Do this: Pick out the lines below with "xlabel" and list them.

— Begin Material for this task —

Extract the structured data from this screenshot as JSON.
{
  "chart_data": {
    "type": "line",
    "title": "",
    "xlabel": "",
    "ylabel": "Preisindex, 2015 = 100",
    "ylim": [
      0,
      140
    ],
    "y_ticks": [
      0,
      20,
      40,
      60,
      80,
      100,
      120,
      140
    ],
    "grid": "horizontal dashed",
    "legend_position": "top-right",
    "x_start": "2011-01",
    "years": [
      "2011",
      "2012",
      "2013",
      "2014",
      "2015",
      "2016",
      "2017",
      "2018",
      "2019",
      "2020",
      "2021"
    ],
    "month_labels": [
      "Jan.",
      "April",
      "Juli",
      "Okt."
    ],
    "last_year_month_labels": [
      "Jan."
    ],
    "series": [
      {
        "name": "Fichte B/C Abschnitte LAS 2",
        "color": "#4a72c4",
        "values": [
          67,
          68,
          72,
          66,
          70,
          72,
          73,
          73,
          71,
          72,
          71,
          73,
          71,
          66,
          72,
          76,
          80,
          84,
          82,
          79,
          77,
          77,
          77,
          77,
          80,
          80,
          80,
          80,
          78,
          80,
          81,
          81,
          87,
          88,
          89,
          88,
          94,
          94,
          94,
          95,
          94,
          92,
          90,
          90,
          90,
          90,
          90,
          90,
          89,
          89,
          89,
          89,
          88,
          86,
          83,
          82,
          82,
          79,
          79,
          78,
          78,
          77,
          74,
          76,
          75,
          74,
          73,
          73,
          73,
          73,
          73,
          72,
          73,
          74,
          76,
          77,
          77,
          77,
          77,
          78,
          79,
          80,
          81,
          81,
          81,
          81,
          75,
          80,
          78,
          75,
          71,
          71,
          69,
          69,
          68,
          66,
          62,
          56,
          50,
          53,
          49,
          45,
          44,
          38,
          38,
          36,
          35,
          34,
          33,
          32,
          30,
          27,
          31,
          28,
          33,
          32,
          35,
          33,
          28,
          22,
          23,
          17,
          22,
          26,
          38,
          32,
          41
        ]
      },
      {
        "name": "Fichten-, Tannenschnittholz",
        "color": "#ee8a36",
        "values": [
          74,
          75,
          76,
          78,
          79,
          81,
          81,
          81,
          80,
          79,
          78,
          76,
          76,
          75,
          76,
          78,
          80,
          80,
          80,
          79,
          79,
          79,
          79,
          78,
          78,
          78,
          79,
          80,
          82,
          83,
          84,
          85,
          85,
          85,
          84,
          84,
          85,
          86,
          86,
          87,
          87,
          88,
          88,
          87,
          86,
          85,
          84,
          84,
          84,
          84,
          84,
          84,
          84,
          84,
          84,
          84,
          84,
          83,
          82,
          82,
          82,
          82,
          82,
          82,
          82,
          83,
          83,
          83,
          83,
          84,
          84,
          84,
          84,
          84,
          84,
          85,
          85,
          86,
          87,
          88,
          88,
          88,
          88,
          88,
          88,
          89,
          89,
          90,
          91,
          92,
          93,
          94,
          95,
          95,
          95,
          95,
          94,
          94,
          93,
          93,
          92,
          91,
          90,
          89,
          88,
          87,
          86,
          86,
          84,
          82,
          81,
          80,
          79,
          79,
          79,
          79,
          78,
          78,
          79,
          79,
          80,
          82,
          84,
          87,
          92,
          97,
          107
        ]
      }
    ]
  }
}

— End Material for this task —
— Begin Material for this task —

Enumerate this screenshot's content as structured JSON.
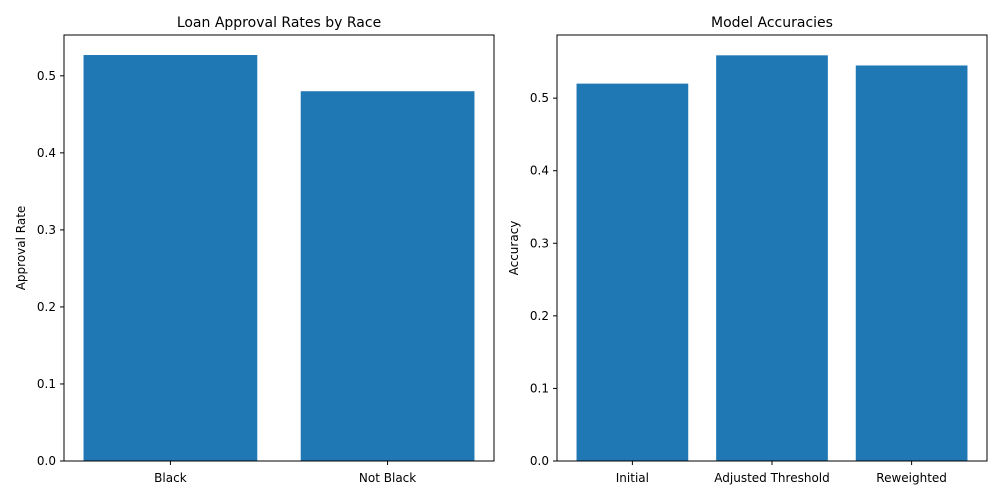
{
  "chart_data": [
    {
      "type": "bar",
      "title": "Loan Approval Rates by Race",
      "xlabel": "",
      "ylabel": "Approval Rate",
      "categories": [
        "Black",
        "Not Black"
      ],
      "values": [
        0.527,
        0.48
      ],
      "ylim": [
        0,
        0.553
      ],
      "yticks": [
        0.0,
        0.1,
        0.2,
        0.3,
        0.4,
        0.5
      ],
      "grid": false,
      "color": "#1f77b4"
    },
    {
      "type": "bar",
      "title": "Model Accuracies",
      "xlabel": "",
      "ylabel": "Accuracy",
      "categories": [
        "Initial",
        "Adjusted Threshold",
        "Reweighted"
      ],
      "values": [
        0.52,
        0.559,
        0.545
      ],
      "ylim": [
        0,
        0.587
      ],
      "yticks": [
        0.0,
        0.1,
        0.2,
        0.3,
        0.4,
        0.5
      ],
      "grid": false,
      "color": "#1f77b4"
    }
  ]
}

— End Material for this task —
— Begin Material for this task —

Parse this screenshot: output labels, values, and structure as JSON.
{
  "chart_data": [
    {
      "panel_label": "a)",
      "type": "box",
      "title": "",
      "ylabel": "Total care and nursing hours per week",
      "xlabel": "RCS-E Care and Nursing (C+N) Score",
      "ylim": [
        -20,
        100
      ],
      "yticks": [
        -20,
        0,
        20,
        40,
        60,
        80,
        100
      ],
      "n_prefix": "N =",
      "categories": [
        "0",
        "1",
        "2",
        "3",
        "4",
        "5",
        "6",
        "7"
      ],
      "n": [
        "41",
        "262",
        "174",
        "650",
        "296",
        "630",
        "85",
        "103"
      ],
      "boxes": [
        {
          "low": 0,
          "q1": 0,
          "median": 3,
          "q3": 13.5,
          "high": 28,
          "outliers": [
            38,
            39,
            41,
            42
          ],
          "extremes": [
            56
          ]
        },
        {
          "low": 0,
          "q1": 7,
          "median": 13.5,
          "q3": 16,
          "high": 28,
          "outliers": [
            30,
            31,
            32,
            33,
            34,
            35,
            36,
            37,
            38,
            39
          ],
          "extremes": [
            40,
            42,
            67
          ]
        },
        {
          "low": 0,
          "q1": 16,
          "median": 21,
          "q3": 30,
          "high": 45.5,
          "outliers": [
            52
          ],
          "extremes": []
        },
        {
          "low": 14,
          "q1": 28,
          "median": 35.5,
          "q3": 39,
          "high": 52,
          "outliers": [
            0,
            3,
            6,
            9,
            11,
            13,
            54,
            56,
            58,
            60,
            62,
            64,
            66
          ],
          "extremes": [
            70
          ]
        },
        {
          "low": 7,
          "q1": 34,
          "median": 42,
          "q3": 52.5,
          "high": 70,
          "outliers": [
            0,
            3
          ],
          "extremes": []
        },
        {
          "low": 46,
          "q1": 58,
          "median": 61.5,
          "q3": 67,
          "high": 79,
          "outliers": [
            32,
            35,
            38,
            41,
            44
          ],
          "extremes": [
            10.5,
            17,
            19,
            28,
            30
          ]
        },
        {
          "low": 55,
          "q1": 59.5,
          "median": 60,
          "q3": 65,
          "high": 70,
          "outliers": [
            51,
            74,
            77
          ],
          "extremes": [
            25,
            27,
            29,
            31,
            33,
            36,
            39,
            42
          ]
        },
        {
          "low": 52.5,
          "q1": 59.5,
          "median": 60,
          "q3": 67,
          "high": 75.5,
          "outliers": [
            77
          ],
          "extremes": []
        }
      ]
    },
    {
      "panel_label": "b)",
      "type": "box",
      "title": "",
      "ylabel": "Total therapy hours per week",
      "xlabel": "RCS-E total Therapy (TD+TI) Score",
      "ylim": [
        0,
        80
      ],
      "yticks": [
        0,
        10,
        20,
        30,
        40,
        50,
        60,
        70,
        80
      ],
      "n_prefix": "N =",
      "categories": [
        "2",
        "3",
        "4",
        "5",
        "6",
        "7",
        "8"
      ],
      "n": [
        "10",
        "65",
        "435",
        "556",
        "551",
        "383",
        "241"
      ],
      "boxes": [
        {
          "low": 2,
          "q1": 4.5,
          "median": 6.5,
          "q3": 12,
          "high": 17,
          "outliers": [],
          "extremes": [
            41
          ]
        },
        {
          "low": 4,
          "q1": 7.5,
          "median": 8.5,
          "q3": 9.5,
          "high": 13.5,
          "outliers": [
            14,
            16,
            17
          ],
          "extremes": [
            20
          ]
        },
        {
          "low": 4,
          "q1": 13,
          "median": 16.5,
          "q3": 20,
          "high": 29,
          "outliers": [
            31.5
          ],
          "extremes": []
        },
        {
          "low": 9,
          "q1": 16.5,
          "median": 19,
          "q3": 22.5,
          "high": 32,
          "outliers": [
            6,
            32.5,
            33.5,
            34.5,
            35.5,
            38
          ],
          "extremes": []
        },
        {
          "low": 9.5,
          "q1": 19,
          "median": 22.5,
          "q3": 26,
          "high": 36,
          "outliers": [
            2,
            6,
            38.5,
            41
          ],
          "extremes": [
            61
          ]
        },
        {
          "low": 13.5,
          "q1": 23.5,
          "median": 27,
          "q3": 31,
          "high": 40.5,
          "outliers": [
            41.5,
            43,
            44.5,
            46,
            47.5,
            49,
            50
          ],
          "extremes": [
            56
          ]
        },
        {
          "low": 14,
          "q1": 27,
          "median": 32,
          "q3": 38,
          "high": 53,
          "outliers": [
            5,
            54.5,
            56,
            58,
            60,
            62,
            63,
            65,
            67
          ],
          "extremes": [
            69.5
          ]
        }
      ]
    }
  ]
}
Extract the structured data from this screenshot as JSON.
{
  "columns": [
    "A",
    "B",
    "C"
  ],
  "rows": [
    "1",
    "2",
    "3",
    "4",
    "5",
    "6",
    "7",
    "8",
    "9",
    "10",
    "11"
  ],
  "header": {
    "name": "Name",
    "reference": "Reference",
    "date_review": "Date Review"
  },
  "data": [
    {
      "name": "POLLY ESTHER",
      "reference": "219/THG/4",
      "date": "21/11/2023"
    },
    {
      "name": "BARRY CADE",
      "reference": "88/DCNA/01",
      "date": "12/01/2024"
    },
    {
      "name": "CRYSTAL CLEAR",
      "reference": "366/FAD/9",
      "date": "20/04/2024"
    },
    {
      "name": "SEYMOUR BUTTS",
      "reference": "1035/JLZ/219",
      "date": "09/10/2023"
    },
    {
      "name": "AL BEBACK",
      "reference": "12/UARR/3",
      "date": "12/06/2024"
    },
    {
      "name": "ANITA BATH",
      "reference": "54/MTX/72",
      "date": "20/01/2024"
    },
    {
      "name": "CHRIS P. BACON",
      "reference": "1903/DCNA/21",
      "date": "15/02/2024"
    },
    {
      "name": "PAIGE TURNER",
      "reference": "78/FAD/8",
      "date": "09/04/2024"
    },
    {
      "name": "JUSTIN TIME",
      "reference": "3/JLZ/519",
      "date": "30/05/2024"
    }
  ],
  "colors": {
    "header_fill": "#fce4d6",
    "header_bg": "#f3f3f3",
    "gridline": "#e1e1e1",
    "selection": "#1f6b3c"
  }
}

— End Material for this task —

Written answer:
    "xlabel": "",
      "xlabel": "",
      "xlabel": "",
      "xlabel": "RCS-E Care and Nursing (C+N) Score",
      "xlabel": "RCS-E total Therapy (TD+TI) Score",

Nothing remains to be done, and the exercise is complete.